*** Opening SOURCE MATERIAL ***

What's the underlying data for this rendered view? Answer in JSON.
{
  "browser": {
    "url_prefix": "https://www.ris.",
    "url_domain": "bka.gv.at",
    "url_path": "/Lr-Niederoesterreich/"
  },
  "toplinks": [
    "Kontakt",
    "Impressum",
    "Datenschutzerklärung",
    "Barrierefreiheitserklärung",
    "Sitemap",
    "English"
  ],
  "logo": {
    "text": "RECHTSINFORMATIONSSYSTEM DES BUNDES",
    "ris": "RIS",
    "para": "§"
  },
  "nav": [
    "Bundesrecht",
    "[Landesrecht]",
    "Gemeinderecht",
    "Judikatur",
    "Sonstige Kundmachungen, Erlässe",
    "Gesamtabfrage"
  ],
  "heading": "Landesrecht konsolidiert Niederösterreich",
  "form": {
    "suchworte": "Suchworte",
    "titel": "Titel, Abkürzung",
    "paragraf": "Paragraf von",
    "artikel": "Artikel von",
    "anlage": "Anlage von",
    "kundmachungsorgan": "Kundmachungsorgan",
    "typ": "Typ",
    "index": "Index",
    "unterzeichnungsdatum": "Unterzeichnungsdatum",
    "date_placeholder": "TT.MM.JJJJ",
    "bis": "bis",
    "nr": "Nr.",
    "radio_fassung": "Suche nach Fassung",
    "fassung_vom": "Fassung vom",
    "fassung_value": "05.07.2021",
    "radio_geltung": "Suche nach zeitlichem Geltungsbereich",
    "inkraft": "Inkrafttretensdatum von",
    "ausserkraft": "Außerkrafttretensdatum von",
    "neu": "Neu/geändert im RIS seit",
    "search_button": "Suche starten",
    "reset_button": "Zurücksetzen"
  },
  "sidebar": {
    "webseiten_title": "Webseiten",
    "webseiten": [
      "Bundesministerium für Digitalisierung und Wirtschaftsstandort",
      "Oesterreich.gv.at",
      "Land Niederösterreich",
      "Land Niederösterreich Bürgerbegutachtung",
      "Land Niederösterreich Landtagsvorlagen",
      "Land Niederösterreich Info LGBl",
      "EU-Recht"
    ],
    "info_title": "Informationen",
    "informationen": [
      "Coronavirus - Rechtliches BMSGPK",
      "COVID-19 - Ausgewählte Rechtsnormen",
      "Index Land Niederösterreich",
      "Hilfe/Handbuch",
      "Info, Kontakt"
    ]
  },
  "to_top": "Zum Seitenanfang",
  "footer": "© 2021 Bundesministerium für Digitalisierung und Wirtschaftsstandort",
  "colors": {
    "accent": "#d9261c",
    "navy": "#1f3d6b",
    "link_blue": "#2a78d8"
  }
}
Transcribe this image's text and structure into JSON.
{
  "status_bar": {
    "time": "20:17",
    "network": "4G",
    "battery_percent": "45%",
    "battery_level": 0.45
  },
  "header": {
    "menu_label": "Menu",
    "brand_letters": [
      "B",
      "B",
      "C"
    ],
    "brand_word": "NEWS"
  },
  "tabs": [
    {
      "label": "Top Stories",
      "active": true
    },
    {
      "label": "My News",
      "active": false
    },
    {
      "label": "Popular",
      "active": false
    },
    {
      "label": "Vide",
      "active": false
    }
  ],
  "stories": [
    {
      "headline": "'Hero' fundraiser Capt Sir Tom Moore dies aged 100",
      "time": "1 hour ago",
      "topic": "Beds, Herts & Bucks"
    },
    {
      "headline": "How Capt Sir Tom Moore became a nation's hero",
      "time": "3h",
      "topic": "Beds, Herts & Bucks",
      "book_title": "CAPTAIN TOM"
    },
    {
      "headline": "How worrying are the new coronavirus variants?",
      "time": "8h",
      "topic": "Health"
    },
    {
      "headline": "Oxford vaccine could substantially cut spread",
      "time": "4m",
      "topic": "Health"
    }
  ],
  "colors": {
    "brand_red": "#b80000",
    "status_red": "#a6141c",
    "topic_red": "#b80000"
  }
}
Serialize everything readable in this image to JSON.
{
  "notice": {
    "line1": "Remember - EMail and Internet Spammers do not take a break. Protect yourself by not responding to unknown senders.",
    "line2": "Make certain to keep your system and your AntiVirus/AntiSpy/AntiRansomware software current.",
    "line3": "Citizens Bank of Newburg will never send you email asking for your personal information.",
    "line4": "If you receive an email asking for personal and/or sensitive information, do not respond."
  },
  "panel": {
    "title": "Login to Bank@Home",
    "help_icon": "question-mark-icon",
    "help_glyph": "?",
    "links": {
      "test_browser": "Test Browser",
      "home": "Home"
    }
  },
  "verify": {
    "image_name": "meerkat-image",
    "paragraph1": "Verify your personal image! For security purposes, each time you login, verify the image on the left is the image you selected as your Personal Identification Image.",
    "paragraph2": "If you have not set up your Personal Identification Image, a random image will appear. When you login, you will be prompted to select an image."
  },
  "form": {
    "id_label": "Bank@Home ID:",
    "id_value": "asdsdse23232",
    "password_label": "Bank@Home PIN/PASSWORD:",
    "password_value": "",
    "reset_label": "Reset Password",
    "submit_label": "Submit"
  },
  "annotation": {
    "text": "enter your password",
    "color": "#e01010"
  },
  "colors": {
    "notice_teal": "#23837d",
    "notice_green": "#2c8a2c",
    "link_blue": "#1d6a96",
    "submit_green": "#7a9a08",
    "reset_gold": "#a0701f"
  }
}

*** Closing SOURCE MATERIAL ***

_WHAT TO WORK ON:_
All records above are to be output again exactly as they stand.

_FINISHED TASK:_
What's the underlying data for this rendered view? Answer in JSON.
{
  "browser": {
    "url_prefix": "https://www.ris.",
    "url_domain": "bka.gv.at",
    "url_path": "/Lr-Niederoesterreich/"
  },
  "toplinks": [
    "Kontakt",
    "Impressum",
    "Datenschutzerklärung",
    "Barrierefreiheitserklärung",
    "Sitemap",
    "English"
  ],
  "logo": {
    "text": "RECHTSINFORMATIONSSYSTEM DES BUNDES",
    "ris": "RIS",
    "para": "§"
  },
  "nav": [
    "Bundesrecht",
    "[Landesrecht]",
    "Gemeinderecht",
    "Judikatur",
    "Sonstige Kundmachungen, Erlässe",
    "Gesamtabfrage"
  ],
  "heading": "Landesrecht konsolidiert Niederösterreich",
  "form": {
    "suchworte": "Suchworte",
    "titel": "Titel, Abkürzung",
    "paragraf": "Paragraf von",
    "artikel": "Artikel von",
    "anlage": "Anlage von",
    "kundmachungsorgan": "Kundmachungsorgan",
    "typ": "Typ",
    "index": "Index",
    "unterzeichnungsdatum": "Unterzeichnungsdatum",
    "date_placeholder": "TT.MM.JJJJ",
    "bis": "bis",
    "nr": "Nr.",
    "radio_fassung": "Suche nach Fassung",
    "fassung_vom": "Fassung vom",
    "fassung_value": "05.07.2021",
    "radio_geltung": "Suche nach zeitlichem Geltungsbereich",
    "inkraft": "Inkrafttretensdatum von",
    "ausserkraft": "Außerkrafttretensdatum von",
    "neu": "Neu/geändert im RIS seit",
    "search_button": "Suche starten",
    "reset_button": "Zurücksetzen"
  },
  "sidebar": {
    "webseiten_title": "Webseiten",
    "webseiten": [
      "Bundesministerium für Digitalisierung und Wirtschaftsstandort",
      "Oesterreich.gv.at",
      "Land Niederösterreich",
      "Land Niederösterreich Bürgerbegutachtung",
      "Land Niederösterreich Landtagsvorlagen",
      "Land Niederösterreich Info LGBl",
      "EU-Recht"
    ],
    "info_title": "Informationen",
    "informationen": [
      "Coronavirus - Rechtliches BMSGPK",
      "COVID-19 - Ausgewählte Rechtsnormen",
      "Index Land Niederösterreich",
      "Hilfe/Handbuch",
      "Info, Kontakt"
    ]
  },
  "to_top": "Zum Seitenanfang",
  "footer": "© 2021 Bundesministerium für Digitalisierung und Wirtschaftsstandort",
  "colors": {
    "accent": "#d9261c",
    "navy": "#1f3d6b",
    "link_blue": "#2a78d8"
  }
}
Transcribe this image's text and structure into JSON.
{
  "status_bar": {
    "time": "20:17",
    "network": "4G",
    "battery_percent": "45%",
    "battery_level": 0.45
  },
  "header": {
    "menu_label": "Menu",
    "brand_letters": [
      "B",
      "B",
      "C"
    ],
    "brand_word": "NEWS"
  },
  "tabs": [
    {
      "label": "Top Stories",
      "active": true
    },
    {
      "label": "My News",
      "active": false
    },
    {
      "label": "Popular",
      "active": false
    },
    {
      "label": "Vide",
      "active": false
    }
  ],
  "stories": [
    {
      "headline": "'Hero' fundraiser Capt Sir Tom Moore dies aged 100",
      "time": "1 hour ago",
      "topic": "Beds, Herts & Bucks"
    },
    {
      "headline": "How Capt Sir Tom Moore became a nation's hero",
      "time": "3h",
      "topic": "Beds, Herts & Bucks",
      "book_title": "CAPTAIN TOM"
    },
    {
      "headline": "How worrying are the new coronavirus variants?",
      "time": "8h",
      "topic": "Health"
    },
    {
      "headline": "Oxford vaccine could substantially cut spread",
      "time": "4m",
      "topic": "Health"
    }
  ],
  "colors": {
    "brand_red": "#b80000",
    "status_red": "#a6141c",
    "topic_red": "#b80000"
  }
}
Serialize everything readable in this image to JSON.
{
  "notice": {
    "line1": "Remember - EMail and Internet Spammers do not take a break. Protect yourself by not responding to unknown senders.",
    "line2": "Make certain to keep your system and your AntiVirus/AntiSpy/AntiRansomware software current.",
    "line3": "Citizens Bank of Newburg will never send you email asking for your personal information.",
    "line4": "If you receive an email asking for personal and/or sensitive information, do not respond."
  },
  "panel": {
    "title": "Login to Bank@Home",
    "help_icon": "question-mark-icon",
    "help_glyph": "?",
    "links": {
      "test_browser": "Test Browser",
      "home": "Home"
    }
  },
  "verify": {
    "image_name": "meerkat-image",
    "paragraph1": "Verify your personal image! For security purposes, each time you login, verify the image on the left is the image you selected as your Personal Identification Image.",
    "paragraph2": "If you have not set up your Personal Identification Image, a random image will appear. When you login, you will be prompted to select an image."
  },
  "form": {
    "id_label": "Bank@Home ID:",
    "id_value": "asdsdse23232",
    "password_label": "Bank@Home PIN/PASSWORD:",
    "password_value": "",
    "reset_label": "Reset Password",
    "submit_label": "Submit"
  },
  "annotation": {
    "text": "enter your password",
    "color": "#e01010"
  },
  "colors": {
    "notice_teal": "#23837d",
    "notice_green": "#2c8a2c",
    "link_blue": "#1d6a96",
    "submit_green": "#7a9a08",
    "reset_gold": "#a0701f"
  }
}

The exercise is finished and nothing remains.